**Exercise prompt:** Which lines in the records below contain the word "tray"? Copy each one out.
-------- Material provided
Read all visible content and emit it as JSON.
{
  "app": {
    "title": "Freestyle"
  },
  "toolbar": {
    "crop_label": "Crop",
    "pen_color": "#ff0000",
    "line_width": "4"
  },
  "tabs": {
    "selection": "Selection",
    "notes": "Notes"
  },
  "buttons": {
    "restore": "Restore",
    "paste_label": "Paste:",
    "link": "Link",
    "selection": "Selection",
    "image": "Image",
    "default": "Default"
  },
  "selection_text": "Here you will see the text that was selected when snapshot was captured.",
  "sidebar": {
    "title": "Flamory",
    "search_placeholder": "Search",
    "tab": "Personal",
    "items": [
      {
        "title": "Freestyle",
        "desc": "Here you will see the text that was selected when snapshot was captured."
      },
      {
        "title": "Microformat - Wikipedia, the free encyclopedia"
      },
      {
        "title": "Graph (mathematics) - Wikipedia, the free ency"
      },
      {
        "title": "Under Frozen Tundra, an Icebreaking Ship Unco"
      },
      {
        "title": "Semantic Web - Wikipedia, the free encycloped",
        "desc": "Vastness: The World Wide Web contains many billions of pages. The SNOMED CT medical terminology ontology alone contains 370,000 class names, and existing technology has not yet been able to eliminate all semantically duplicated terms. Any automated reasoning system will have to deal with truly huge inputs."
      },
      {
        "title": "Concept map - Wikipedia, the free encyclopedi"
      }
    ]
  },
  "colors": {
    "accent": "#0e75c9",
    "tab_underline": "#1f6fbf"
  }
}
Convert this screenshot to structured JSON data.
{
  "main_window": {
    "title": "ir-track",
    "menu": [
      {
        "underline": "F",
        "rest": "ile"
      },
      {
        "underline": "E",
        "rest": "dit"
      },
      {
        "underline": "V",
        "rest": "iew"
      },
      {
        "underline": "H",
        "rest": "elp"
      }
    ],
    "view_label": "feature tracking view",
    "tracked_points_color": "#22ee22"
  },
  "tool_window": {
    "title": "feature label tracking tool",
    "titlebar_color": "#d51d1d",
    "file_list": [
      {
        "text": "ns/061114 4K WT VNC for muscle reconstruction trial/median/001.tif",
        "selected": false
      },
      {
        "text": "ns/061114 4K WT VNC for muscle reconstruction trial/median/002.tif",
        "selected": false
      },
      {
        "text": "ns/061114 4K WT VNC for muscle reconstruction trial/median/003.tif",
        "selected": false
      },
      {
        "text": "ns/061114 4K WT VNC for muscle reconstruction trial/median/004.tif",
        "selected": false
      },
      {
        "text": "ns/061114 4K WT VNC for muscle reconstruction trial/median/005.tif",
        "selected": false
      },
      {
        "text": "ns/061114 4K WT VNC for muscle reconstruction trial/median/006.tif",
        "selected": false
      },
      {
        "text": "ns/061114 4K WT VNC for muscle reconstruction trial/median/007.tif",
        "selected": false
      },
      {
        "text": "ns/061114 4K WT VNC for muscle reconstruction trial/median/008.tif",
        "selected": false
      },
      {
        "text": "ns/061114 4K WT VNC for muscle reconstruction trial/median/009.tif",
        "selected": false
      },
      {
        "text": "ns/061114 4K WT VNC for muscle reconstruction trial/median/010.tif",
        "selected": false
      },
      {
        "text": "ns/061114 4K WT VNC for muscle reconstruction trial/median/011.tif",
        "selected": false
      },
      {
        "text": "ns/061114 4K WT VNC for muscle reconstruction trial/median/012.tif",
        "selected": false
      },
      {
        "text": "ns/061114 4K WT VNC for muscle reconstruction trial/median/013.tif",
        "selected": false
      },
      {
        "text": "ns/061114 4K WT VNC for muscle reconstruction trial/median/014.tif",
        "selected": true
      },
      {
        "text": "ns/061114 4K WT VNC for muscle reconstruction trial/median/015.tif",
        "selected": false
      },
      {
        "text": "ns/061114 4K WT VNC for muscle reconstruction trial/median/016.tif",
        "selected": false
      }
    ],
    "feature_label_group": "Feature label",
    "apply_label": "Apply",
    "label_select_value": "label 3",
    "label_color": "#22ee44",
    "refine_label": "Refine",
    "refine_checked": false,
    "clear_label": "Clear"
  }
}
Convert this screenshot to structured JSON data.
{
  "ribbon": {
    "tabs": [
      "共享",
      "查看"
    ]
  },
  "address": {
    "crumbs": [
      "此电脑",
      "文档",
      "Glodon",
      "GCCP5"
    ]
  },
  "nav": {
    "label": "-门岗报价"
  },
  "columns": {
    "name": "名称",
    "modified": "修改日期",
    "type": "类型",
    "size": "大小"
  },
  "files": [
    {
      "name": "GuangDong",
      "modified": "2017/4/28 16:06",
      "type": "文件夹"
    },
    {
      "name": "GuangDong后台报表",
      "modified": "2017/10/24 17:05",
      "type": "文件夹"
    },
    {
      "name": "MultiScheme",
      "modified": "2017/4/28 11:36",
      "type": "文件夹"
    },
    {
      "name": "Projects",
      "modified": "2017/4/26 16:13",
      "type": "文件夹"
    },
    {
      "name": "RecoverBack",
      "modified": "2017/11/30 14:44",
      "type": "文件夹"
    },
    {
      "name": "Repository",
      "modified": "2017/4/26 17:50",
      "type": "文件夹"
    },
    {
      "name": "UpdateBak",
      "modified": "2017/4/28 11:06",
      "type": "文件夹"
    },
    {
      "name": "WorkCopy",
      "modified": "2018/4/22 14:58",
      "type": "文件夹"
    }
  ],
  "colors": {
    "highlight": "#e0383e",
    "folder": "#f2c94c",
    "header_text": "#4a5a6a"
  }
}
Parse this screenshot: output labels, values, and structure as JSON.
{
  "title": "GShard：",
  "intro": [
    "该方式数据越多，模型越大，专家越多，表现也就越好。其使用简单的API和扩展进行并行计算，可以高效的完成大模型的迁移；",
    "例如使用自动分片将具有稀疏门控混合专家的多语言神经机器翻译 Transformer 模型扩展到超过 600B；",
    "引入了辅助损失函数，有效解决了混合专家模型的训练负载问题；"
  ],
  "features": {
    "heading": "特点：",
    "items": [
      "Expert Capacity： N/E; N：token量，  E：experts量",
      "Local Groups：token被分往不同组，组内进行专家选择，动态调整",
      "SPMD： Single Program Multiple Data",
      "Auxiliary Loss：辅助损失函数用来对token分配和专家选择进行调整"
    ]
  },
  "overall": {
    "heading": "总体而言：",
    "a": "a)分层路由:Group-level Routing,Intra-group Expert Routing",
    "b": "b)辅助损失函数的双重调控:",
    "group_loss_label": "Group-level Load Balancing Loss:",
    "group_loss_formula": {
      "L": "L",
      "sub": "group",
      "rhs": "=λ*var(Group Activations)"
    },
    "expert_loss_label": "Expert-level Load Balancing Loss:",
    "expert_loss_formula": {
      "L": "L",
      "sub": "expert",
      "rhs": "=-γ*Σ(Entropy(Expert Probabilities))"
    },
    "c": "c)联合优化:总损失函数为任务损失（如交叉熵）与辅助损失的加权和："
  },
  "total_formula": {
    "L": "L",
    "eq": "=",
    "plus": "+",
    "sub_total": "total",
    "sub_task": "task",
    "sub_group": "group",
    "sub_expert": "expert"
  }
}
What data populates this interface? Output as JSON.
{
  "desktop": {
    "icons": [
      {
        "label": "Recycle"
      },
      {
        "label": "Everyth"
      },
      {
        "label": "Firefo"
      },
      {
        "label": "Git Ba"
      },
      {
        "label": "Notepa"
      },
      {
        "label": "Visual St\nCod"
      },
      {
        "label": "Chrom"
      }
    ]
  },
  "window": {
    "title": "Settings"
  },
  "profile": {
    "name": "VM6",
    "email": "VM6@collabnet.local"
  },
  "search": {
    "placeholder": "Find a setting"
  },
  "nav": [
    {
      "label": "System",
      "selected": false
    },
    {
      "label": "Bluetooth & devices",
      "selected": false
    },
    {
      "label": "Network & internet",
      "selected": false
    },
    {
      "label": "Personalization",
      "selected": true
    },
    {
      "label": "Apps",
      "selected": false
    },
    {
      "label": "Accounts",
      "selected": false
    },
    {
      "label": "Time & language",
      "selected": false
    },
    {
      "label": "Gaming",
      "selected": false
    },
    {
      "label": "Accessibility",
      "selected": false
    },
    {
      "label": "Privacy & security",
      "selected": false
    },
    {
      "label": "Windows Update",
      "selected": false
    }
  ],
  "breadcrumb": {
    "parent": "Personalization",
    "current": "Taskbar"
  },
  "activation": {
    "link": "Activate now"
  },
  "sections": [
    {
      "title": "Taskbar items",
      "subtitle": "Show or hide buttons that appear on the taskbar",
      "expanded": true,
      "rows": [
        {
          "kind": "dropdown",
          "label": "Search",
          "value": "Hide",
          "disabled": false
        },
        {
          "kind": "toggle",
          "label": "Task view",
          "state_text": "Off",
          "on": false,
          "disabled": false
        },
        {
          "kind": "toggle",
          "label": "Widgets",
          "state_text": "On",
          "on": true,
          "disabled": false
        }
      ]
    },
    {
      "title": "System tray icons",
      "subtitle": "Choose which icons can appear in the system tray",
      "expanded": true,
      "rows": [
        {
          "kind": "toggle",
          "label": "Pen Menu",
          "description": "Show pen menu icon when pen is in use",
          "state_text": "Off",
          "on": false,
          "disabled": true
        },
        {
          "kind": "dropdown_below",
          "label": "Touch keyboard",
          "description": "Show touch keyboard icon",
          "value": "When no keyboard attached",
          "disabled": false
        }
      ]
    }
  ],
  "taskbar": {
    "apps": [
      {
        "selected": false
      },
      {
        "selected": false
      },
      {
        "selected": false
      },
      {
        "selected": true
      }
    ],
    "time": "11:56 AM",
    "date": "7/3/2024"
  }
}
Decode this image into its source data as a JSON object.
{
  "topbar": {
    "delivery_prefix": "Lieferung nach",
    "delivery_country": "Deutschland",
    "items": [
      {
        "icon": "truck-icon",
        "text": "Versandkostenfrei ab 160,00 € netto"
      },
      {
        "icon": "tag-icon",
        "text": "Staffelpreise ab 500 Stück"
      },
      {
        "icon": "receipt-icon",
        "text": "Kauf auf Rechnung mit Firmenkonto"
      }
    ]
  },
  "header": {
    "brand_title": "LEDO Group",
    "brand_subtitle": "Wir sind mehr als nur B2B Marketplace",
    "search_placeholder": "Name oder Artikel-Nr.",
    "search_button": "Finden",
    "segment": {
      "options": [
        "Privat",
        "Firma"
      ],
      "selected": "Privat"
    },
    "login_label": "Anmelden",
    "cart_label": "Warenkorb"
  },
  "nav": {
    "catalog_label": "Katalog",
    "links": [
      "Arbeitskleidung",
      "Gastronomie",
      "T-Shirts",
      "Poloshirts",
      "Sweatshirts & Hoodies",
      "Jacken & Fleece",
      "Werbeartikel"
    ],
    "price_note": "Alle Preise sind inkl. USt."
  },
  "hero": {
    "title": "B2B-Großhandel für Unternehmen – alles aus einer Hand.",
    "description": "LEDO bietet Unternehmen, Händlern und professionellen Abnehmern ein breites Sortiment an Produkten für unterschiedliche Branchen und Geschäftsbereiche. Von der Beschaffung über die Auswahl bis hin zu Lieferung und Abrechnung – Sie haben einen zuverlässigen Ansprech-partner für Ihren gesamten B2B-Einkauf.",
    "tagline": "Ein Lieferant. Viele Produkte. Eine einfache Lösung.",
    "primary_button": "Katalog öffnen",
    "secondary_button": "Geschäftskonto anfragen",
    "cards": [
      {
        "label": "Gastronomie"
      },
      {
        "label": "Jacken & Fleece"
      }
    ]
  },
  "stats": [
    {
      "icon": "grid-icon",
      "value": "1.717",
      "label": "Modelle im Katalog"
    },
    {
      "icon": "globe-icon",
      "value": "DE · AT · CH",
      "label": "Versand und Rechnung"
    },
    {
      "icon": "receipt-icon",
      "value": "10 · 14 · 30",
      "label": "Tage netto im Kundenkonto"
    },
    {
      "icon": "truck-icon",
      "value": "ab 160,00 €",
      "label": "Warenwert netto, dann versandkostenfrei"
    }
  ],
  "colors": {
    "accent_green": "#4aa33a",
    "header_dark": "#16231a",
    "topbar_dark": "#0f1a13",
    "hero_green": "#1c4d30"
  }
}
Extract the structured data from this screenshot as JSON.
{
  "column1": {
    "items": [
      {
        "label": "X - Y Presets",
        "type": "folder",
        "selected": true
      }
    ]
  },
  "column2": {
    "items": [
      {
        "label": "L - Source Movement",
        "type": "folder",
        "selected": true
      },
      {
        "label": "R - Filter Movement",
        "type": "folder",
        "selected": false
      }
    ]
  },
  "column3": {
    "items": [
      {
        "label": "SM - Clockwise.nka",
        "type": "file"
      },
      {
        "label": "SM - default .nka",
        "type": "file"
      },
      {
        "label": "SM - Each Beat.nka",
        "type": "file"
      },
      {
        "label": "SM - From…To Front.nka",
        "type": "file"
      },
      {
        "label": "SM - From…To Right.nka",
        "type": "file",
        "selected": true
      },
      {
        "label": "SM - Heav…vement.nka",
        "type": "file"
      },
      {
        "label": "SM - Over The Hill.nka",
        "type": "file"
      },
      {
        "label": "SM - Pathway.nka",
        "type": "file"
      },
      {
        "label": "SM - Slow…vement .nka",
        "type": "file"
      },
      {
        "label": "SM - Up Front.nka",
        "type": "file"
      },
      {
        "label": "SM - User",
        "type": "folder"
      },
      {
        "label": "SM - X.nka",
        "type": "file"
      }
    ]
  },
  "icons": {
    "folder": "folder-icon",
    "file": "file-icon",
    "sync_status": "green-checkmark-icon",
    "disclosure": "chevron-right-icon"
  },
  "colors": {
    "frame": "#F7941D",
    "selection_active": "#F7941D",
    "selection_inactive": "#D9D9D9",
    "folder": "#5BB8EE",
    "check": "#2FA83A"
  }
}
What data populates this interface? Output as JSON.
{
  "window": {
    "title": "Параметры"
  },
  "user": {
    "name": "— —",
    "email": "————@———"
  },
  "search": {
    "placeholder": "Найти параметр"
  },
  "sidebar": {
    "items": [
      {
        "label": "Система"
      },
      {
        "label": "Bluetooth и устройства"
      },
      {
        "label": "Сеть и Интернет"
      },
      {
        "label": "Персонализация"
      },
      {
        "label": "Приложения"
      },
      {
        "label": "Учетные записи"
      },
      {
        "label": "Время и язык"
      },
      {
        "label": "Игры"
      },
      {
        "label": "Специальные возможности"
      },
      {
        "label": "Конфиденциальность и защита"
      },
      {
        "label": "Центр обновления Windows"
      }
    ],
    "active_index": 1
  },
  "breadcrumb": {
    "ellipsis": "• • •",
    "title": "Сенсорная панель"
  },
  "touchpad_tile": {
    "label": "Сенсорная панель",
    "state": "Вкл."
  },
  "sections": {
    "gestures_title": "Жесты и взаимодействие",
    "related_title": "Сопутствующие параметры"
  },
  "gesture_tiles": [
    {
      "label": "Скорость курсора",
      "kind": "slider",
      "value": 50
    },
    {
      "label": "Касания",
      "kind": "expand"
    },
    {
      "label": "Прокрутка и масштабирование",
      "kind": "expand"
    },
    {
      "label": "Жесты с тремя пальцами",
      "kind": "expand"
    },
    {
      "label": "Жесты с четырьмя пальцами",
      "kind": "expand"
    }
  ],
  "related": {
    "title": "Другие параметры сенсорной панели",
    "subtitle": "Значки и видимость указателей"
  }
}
----------------
**Output below:**
      "title": "System tray icons",
      "subtitle": "Choose which icons can appear in the system tray",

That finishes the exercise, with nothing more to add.